--- Start RECORDS FOR THE EXERCISE ---

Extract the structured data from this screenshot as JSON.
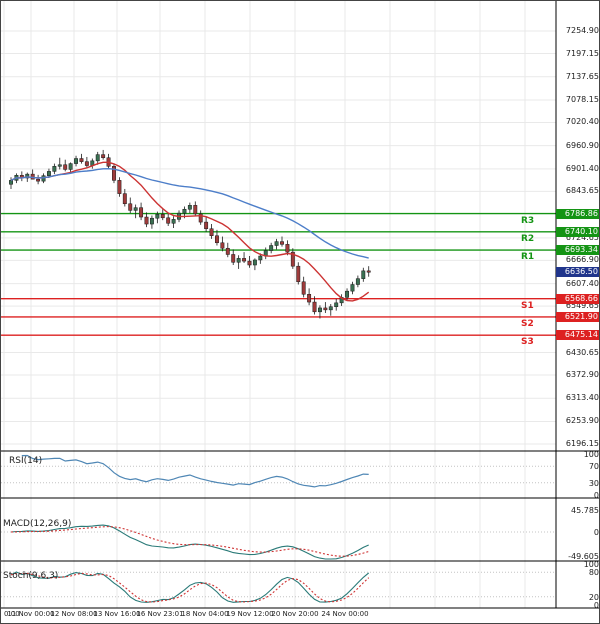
{
  "colors": {
    "grid": "#e9e9e9",
    "ref_dotted": "#c4c4c4",
    "axis_text": "#222222",
    "candle_up": "#3a7052",
    "candle_down": "#9e3b3b",
    "candle_stroke": "#1a1a1a",
    "ma_fast": "#cc3333",
    "ma_slow": "#4d7ec9",
    "resistance": "#149414",
    "support": "#dd2121",
    "current_badge": "#20358c",
    "rsi_line": "#4f87b5",
    "macd_line": "#2a7a78",
    "macd_signal": "#cf3333",
    "stoch_k": "#2a7a78",
    "stoch_d": "#cf3333",
    "panel_border": "#000000"
  },
  "price_axis": {
    "ticks": [
      "7254.90",
      "7197.15",
      "7137.65",
      "7078.15",
      "7020.40",
      "6960.90",
      "6901.40",
      "6843.65",
      "6724.65",
      "6666.90",
      "6607.40",
      "6549.65",
      "6430.65",
      "6372.90",
      "6313.40",
      "6253.90",
      "6196.15"
    ]
  },
  "levels": {
    "resistance": [
      {
        "label": "R3",
        "value": "6786.86"
      },
      {
        "label": "R2",
        "value": "6740.10"
      },
      {
        "label": "R1",
        "value": "6693.34"
      }
    ],
    "support": [
      {
        "label": "S1",
        "value": "6568.66"
      },
      {
        "label": "S2",
        "value": "6521.90"
      },
      {
        "label": "S3",
        "value": "6475.14"
      }
    ],
    "current_price": "6636.50"
  },
  "time_axis": {
    "labels": [
      "0:00",
      "11 Nov 00:00",
      "12 Nov 08:00",
      "13 Nov 16:00",
      "16 Nov 23:01",
      "18 Nov 04:00",
      "19 Nov 12:00",
      "20 Nov 20:00",
      "24 Nov 00:00"
    ]
  },
  "indicators": {
    "rsi": {
      "label": "RSI(14)",
      "ticks": [
        "100",
        "70",
        "30",
        "0"
      ]
    },
    "macd": {
      "label": "MACD(12,26,9)",
      "ticks": [
        "45.785",
        "0",
        "-49.605"
      ]
    },
    "stoch": {
      "label": "Stoch(9,6,3)",
      "ticks": [
        "100",
        "80",
        "20",
        "0"
      ]
    }
  },
  "chart_data": {
    "type": "candlestick",
    "ylim": [
      6196.15,
      7254.9
    ],
    "resistance_levels": [
      6786.86,
      6740.1,
      6693.34
    ],
    "support_levels": [
      6568.66,
      6521.9,
      6475.14
    ],
    "last_price": 6636.5,
    "sub_panels": [
      "RSI(14)",
      "MACD(12,26,9)",
      "Stoch(9,6,3)"
    ],
    "ohlc": [
      [
        6862,
        6880,
        6850,
        6872
      ],
      [
        6872,
        6890,
        6865,
        6885
      ],
      [
        6885,
        6895,
        6870,
        6878
      ],
      [
        6878,
        6892,
        6868,
        6888
      ],
      [
        6888,
        6900,
        6880,
        6875
      ],
      [
        6875,
        6886,
        6862,
        6870
      ],
      [
        6870,
        6890,
        6865,
        6884
      ],
      [
        6884,
        6902,
        6878,
        6895
      ],
      [
        6895,
        6915,
        6888,
        6908
      ],
      [
        6908,
        6930,
        6900,
        6912
      ],
      [
        6912,
        6925,
        6895,
        6900
      ],
      [
        6900,
        6918,
        6892,
        6915
      ],
      [
        6915,
        6935,
        6908,
        6928
      ],
      [
        6928,
        6940,
        6915,
        6920
      ],
      [
        6920,
        6932,
        6905,
        6910
      ],
      [
        6910,
        6928,
        6902,
        6922
      ],
      [
        6922,
        6945,
        6912,
        6938
      ],
      [
        6938,
        6950,
        6925,
        6930
      ],
      [
        6930,
        6940,
        6900,
        6908
      ],
      [
        6908,
        6915,
        6865,
        6872
      ],
      [
        6872,
        6880,
        6830,
        6838
      ],
      [
        6838,
        6850,
        6805,
        6812
      ],
      [
        6812,
        6828,
        6788,
        6795
      ],
      [
        6795,
        6810,
        6775,
        6802
      ],
      [
        6802,
        6815,
        6770,
        6778
      ],
      [
        6778,
        6790,
        6752,
        6760
      ],
      [
        6760,
        6782,
        6748,
        6775
      ],
      [
        6775,
        6792,
        6762,
        6785
      ],
      [
        6785,
        6800,
        6770,
        6776
      ],
      [
        6776,
        6788,
        6755,
        6762
      ],
      [
        6762,
        6780,
        6750,
        6772
      ],
      [
        6772,
        6795,
        6765,
        6788
      ],
      [
        6788,
        6805,
        6775,
        6798
      ],
      [
        6798,
        6815,
        6788,
        6808
      ],
      [
        6808,
        6818,
        6780,
        6786
      ],
      [
        6786,
        6795,
        6758,
        6765
      ],
      [
        6765,
        6778,
        6740,
        6748
      ],
      [
        6748,
        6760,
        6722,
        6730
      ],
      [
        6730,
        6745,
        6705,
        6712
      ],
      [
        6712,
        6728,
        6690,
        6698
      ],
      [
        6698,
        6712,
        6675,
        6682
      ],
      [
        6682,
        6695,
        6655,
        6662
      ],
      [
        6662,
        6680,
        6645,
        6672
      ],
      [
        6672,
        6688,
        6660,
        6665
      ],
      [
        6665,
        6678,
        6648,
        6655
      ],
      [
        6655,
        6672,
        6642,
        6668
      ],
      [
        6668,
        6685,
        6658,
        6678
      ],
      [
        6678,
        6700,
        6670,
        6692
      ],
      [
        6692,
        6712,
        6685,
        6705
      ],
      [
        6705,
        6722,
        6695,
        6715
      ],
      [
        6715,
        6728,
        6702,
        6708
      ],
      [
        6708,
        6718,
        6680,
        6688
      ],
      [
        6688,
        6698,
        6645,
        6652
      ],
      [
        6652,
        6662,
        6605,
        6612
      ],
      [
        6612,
        6625,
        6572,
        6580
      ],
      [
        6580,
        6595,
        6552,
        6560
      ],
      [
        6560,
        6575,
        6528,
        6535
      ],
      [
        6535,
        6552,
        6518,
        6545
      ],
      [
        6545,
        6560,
        6532,
        6540
      ],
      [
        6540,
        6555,
        6525,
        6548
      ],
      [
        6548,
        6568,
        6538,
        6558
      ],
      [
        6558,
        6580,
        6550,
        6572
      ],
      [
        6572,
        6595,
        6565,
        6588
      ],
      [
        6588,
        6612,
        6580,
        6605
      ],
      [
        6605,
        6628,
        6598,
        6620
      ],
      [
        6620,
        6648,
        6612,
        6640
      ],
      [
        6640,
        6652,
        6625,
        6636.5
      ]
    ]
  }
}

--- End RECORDS FOR THE EXERCISE ---

TASK :: Pick out and copy the lines of the entries that hold the string "value".

SOLVED PROBLEM ::
        "value": "6786.86"
        "value": "6740.10"
        "value": "6693.34"
        "value": "6568.66"
        "value": "6521.90"
        "value": "6475.14"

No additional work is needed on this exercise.